● **SET EXERCISE A**
In the forum thread below about a cooking demo for moms, how many pork tenders were donated for the event?
● **SET EXERCISE B**
Do these statements agree with the forum thread below about a cooking demo for moms? Answer yes or no for each, quoting the words from the thread that decide it. (i) The demo will have 40 moms attending. (ii) The reply from suzanne says she is a mother. (iii) The reply from shroomgirl suggests using canned pineapple.

● **SELECTION**
# a question for moms



## blueschef (Jan 18, 2006)

I am doing a cooking demo for mothers of pre schoolers and I need some food ideas. I have 16 Pork tenders donated for the event, however, I can buy whatever I need to make with them. I also can not use them at all if I wish not to. 
I would like to make something appealing for the moms to cook (note: perhaps with a nutritous spin) and that the kids would like. 
I have 1.25 hours for the presentation, it is 40 moms and I would like to do at least 2 items. All the stuff I see kids eat now is Chicken fingers, Fries, grilled cheese, burgers, Mack and cheese and hot dogs. I would like something a bit more ............. unique.


----------



## suzanne (May 26, 2001)

I'm not a mother, but I have worked on cookbooks on feeding children (one, up to toddler; another for school-age kids). What they say is: just give kids REAL FOOD, only in smaller, more manageable portions. They didn't even shy away from a low level of spicing, on the premise that kids need to develop a palate for something other than sugar and salt. The idea is that if kids are going to grow up to eat properly, they have to be fed properly from the get-go. So you want to demo recipes for the whole family, really.

If all you have is an hour and a quarter, you need quick dishes. Do you have access to a grill -- a regular outdoor grill, grill pan, or indoor grill (George Foreman type)? How about marinated grilled pork (using the donated stuff) and grilled vegetables? And for a second dish, a stir-fry, again with lots of veggies. Both are fast to prep, fast to cook, and provide good nutrition.


----------



## shroomgirl (Aug 11, 2000)

Pinapple spears, chunks or cubes always fun.....use fresh and show them how to cut it up. Maybe a homemade sweet/sour sauce with pineapple juice, soy, ginger, garlic, alittle acid (cider viniager).

Recipes...make sure these moms all have recipes to walk away with.....good to have your contact info incase they have questions or need a caterer.


----------



## aprilb (Feb 4, 2006)

● **GIVEN ENTRIES**
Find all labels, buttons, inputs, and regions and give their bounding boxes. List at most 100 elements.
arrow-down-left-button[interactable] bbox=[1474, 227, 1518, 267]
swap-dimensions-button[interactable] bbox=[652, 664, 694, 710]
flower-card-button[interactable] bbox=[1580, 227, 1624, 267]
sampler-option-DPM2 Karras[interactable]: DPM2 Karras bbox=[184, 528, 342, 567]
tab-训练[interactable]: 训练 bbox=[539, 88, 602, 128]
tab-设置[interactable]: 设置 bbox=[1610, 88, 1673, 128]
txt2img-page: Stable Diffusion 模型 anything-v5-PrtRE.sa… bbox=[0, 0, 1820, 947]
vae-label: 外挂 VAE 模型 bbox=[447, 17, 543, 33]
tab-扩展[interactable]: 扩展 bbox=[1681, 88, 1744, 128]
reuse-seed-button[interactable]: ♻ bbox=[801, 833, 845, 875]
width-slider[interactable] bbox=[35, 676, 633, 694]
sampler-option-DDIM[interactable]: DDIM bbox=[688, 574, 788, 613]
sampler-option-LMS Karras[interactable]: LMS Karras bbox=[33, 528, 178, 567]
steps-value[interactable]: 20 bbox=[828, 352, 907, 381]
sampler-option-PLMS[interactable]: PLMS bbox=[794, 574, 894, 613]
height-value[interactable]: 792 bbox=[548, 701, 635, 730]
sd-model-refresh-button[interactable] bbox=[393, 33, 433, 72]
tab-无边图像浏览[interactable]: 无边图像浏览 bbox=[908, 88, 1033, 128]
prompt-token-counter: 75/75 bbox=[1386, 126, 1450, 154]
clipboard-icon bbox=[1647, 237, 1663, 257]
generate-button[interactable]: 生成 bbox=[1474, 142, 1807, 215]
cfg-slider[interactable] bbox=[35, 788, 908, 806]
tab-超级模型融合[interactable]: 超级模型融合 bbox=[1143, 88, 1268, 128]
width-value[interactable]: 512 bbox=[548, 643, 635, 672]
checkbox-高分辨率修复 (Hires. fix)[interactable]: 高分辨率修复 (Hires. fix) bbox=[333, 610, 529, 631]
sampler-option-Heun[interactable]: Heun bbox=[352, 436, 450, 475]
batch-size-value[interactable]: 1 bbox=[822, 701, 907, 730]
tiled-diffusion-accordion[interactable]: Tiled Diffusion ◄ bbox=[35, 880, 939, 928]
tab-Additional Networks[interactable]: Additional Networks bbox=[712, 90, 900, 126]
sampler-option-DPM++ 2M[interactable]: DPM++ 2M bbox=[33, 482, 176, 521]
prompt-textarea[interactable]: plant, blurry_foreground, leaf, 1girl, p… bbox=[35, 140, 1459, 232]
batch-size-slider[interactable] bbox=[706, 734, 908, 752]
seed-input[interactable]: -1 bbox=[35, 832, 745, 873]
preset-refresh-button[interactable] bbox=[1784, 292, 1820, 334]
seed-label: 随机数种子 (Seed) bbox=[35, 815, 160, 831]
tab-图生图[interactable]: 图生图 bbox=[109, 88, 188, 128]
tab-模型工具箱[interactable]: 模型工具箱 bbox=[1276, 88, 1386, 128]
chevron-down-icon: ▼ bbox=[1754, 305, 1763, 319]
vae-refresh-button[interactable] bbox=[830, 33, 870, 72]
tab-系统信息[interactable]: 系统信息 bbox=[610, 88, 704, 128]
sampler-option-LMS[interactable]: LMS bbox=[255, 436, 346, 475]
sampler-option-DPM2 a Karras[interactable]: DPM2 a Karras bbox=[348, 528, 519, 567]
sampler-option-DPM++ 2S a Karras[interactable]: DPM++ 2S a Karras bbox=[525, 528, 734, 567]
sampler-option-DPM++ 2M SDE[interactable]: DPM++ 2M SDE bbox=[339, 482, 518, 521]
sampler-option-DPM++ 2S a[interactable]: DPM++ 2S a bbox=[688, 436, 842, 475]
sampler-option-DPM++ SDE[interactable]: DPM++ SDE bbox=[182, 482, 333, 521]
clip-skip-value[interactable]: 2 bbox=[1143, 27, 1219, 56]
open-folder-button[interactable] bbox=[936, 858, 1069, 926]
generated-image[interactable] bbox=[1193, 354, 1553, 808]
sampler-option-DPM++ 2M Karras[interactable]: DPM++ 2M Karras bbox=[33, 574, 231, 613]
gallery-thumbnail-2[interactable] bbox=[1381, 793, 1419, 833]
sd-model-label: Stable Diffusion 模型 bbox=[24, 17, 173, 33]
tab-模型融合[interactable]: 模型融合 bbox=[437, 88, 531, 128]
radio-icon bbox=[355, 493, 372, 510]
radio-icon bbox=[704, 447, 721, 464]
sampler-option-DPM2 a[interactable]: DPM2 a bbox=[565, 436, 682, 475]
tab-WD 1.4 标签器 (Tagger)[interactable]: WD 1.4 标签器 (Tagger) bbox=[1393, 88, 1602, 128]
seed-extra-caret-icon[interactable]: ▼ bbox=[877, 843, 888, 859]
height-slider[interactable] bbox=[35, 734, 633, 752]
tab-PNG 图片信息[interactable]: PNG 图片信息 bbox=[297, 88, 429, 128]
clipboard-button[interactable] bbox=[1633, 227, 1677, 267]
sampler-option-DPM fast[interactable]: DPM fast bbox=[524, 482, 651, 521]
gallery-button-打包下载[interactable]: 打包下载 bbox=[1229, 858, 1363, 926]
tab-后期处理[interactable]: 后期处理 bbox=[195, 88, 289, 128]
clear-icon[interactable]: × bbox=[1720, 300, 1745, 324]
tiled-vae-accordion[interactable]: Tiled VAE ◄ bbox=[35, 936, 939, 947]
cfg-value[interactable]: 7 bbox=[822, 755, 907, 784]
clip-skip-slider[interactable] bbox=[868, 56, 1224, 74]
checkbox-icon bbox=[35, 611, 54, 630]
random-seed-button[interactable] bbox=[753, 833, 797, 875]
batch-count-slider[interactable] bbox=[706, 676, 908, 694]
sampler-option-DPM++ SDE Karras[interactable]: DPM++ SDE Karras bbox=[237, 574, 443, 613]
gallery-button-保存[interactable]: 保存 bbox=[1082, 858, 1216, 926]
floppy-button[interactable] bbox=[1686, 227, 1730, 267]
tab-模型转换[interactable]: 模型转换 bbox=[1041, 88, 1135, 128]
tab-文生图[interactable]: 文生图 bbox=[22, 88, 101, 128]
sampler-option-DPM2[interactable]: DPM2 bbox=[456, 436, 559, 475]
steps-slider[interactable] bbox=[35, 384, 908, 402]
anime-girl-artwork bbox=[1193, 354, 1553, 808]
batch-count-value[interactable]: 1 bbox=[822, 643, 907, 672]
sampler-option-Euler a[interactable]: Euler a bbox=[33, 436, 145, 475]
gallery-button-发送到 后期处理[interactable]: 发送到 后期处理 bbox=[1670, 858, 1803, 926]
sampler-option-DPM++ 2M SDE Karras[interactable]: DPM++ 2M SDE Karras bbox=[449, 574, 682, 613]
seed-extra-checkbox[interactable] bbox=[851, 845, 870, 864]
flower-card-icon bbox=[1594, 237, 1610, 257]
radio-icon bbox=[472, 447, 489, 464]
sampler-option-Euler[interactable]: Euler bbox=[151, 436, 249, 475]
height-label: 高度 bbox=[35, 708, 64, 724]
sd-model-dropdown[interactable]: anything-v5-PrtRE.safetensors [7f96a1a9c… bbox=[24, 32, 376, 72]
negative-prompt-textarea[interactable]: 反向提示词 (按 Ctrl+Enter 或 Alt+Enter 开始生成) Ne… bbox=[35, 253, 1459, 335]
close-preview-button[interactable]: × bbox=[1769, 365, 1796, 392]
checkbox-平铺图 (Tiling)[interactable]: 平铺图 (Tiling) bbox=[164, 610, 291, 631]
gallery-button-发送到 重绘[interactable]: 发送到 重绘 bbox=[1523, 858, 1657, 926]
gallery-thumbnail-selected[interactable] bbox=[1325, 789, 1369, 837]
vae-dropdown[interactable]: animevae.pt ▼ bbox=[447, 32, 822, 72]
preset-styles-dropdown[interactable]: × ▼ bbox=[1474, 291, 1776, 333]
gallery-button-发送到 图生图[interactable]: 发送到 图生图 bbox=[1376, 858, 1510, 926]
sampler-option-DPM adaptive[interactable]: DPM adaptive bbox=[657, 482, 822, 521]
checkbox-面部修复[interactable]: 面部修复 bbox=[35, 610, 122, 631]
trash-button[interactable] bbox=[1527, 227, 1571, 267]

● **EXPECTED OUTPUT A**
16

● **EXPECTED OUTPUT B**
(i) Yes: "it is 40 moms"
(ii) No: "I'm not a mother"
(iii) No: "use fresh and show them how to cut it up"